Dataset rows about figures
++++++++++

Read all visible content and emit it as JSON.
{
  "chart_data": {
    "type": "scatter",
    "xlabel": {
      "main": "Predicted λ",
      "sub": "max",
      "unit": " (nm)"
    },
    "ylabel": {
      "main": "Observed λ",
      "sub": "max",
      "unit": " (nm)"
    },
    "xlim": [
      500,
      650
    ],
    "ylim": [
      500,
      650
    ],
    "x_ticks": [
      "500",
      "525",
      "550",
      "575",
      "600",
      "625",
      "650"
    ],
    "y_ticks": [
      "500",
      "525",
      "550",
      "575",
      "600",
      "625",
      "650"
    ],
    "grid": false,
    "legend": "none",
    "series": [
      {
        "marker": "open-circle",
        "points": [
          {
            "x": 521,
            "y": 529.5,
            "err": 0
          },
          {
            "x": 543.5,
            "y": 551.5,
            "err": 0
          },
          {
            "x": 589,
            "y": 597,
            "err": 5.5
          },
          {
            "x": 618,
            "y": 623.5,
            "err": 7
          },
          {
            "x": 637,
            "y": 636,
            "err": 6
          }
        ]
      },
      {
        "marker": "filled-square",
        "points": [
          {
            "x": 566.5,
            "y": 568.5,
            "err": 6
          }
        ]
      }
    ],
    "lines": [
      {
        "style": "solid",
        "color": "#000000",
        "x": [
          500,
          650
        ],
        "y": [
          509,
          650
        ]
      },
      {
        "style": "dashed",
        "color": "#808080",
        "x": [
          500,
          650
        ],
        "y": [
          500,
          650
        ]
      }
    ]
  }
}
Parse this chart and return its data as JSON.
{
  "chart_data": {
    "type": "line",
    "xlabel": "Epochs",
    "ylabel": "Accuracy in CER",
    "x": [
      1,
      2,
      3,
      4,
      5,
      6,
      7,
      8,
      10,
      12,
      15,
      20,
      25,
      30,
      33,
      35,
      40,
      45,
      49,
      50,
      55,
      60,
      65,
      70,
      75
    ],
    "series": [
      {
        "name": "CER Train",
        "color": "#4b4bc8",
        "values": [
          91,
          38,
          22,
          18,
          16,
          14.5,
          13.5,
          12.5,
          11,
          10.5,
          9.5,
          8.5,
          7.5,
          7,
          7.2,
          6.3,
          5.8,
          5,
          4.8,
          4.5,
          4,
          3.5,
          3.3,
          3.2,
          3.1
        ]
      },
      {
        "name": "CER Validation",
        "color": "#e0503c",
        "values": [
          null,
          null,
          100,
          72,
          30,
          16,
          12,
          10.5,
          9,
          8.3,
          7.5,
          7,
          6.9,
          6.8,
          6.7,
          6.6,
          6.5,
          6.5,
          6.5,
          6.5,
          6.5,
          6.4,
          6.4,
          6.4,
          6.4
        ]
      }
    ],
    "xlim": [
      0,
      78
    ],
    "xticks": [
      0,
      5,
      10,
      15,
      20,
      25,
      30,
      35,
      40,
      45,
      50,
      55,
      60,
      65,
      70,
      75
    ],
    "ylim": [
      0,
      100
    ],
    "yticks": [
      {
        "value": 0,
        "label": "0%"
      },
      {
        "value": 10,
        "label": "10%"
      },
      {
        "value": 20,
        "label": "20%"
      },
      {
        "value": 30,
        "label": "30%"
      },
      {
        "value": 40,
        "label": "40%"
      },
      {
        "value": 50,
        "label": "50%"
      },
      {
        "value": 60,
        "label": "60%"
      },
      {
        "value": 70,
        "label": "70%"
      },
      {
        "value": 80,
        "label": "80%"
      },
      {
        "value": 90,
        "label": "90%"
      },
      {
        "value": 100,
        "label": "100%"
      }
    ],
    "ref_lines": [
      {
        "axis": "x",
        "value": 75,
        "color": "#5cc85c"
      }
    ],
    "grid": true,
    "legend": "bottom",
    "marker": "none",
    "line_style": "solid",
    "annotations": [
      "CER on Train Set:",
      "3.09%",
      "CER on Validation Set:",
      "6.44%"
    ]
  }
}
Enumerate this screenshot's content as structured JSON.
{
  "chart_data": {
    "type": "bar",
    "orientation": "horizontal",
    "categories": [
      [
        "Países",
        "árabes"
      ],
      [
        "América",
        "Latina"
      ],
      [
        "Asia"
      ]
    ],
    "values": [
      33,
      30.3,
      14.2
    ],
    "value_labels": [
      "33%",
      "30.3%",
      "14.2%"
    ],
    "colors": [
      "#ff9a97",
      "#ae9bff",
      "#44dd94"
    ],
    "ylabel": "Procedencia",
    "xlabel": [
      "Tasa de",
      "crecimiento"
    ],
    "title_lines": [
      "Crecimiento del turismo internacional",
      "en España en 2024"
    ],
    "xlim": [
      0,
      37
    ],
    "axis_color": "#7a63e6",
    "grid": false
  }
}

++++++++++

GIVEN PROBLEM
Working from the material above, retype it in its entirety without change.

PROBLEM SOLUTION
Read all visible content and emit it as JSON.
{
  "chart_data": {
    "type": "scatter",
    "xlabel": {
      "main": "Predicted λ",
      "sub": "max",
      "unit": " (nm)"
    },
    "ylabel": {
      "main": "Observed λ",
      "sub": "max",
      "unit": " (nm)"
    },
    "xlim": [
      500,
      650
    ],
    "ylim": [
      500,
      650
    ],
    "x_ticks": [
      "500",
      "525",
      "550",
      "575",
      "600",
      "625",
      "650"
    ],
    "y_ticks": [
      "500",
      "525",
      "550",
      "575",
      "600",
      "625",
      "650"
    ],
    "grid": false,
    "legend": "none",
    "series": [
      {
        "marker": "open-circle",
        "points": [
          {
            "x": 521,
            "y": 529.5,
            "err": 0
          },
          {
            "x": 543.5,
            "y": 551.5,
            "err": 0
          },
          {
            "x": 589,
            "y": 597,
            "err": 5.5
          },
          {
            "x": 618,
            "y": 623.5,
            "err": 7
          },
          {
            "x": 637,
            "y": 636,
            "err": 6
          }
        ]
      },
      {
        "marker": "filled-square",
        "points": [
          {
            "x": 566.5,
            "y": 568.5,
            "err": 6
          }
        ]
      }
    ],
    "lines": [
      {
        "style": "solid",
        "color": "#000000",
        "x": [
          500,
          650
        ],
        "y": [
          509,
          650
        ]
      },
      {
        "style": "dashed",
        "color": "#808080",
        "x": [
          500,
          650
        ],
        "y": [
          500,
          650
        ]
      }
    ]
  }
}
Parse this chart and return its data as JSON.
{
  "chart_data": {
    "type": "line",
    "xlabel": "Epochs",
    "ylabel": "Accuracy in CER",
    "x": [
      1,
      2,
      3,
      4,
      5,
      6,
      7,
      8,
      10,
      12,
      15,
      20,
      25,
      30,
      33,
      35,
      40,
      45,
      49,
      50,
      55,
      60,
      65,
      70,
      75
    ],
    "series": [
      {
        "name": "CER Train",
        "color": "#4b4bc8",
        "values": [
          91,
          38,
          22,
          18,
          16,
          14.5,
          13.5,
          12.5,
          11,
          10.5,
          9.5,
          8.5,
          7.5,
          7,
          7.2,
          6.3,
          5.8,
          5,
          4.8,
          4.5,
          4,
          3.5,
          3.3,
          3.2,
          3.1
        ]
      },
      {
        "name": "CER Validation",
        "color": "#e0503c",
        "values": [
          null,
          null,
          100,
          72,
          30,
          16,
          12,
          10.5,
          9,
          8.3,
          7.5,
          7,
          6.9,
          6.8,
          6.7,
          6.6,
          6.5,
          6.5,
          6.5,
          6.5,
          6.5,
          6.4,
          6.4,
          6.4,
          6.4
        ]
      }
    ],
    "xlim": [
      0,
      78
    ],
    "xticks": [
      0,
      5,
      10,
      15,
      20,
      25,
      30,
      35,
      40,
      45,
      50,
      55,
      60,
      65,
      70,
      75
    ],
    "ylim": [
      0,
      100
    ],
    "yticks": [
      {
        "value": 0,
        "label": "0%"
      },
      {
        "value": 10,
        "label": "10%"
      },
      {
        "value": 20,
        "label": "20%"
      },
      {
        "value": 30,
        "label": "30%"
      },
      {
        "value": 40,
        "label": "40%"
      },
      {
        "value": 50,
        "label": "50%"
      },
      {
        "value": 60,
        "label": "60%"
      },
      {
        "value": 70,
        "label": "70%"
      },
      {
        "value": 80,
        "label": "80%"
      },
      {
        "value": 90,
        "label": "90%"
      },
      {
        "value": 100,
        "label": "100%"
      }
    ],
    "ref_lines": [
      {
        "axis": "x",
        "value": 75,
        "color": "#5cc85c"
      }
    ],
    "grid": true,
    "legend": "bottom",
    "marker": "none",
    "line_style": "solid",
    "annotations": [
      "CER on Train Set:",
      "3.09%",
      "CER on Validation Set:",
      "6.44%"
    ]
  }
}
Enumerate this screenshot's content as structured JSON.
{
  "chart_data": {
    "type": "bar",
    "orientation": "horizontal",
    "categories": [
      [
        "Países",
        "árabes"
      ],
      [
        "América",
        "Latina"
      ],
      [
        "Asia"
      ]
    ],
    "values": [
      33,
      30.3,
      14.2
    ],
    "value_labels": [
      "33%",
      "30.3%",
      "14.2%"
    ],
    "colors": [
      "#ff9a97",
      "#ae9bff",
      "#44dd94"
    ],
    "ylabel": "Procedencia",
    "xlabel": [
      "Tasa de",
      "crecimiento"
    ],
    "title_lines": [
      "Crecimiento del turismo internacional",
      "en España en 2024"
    ],
    "xlim": [
      0,
      37
    ],
    "axis_color": "#7a63e6",
    "grid": false
  }
}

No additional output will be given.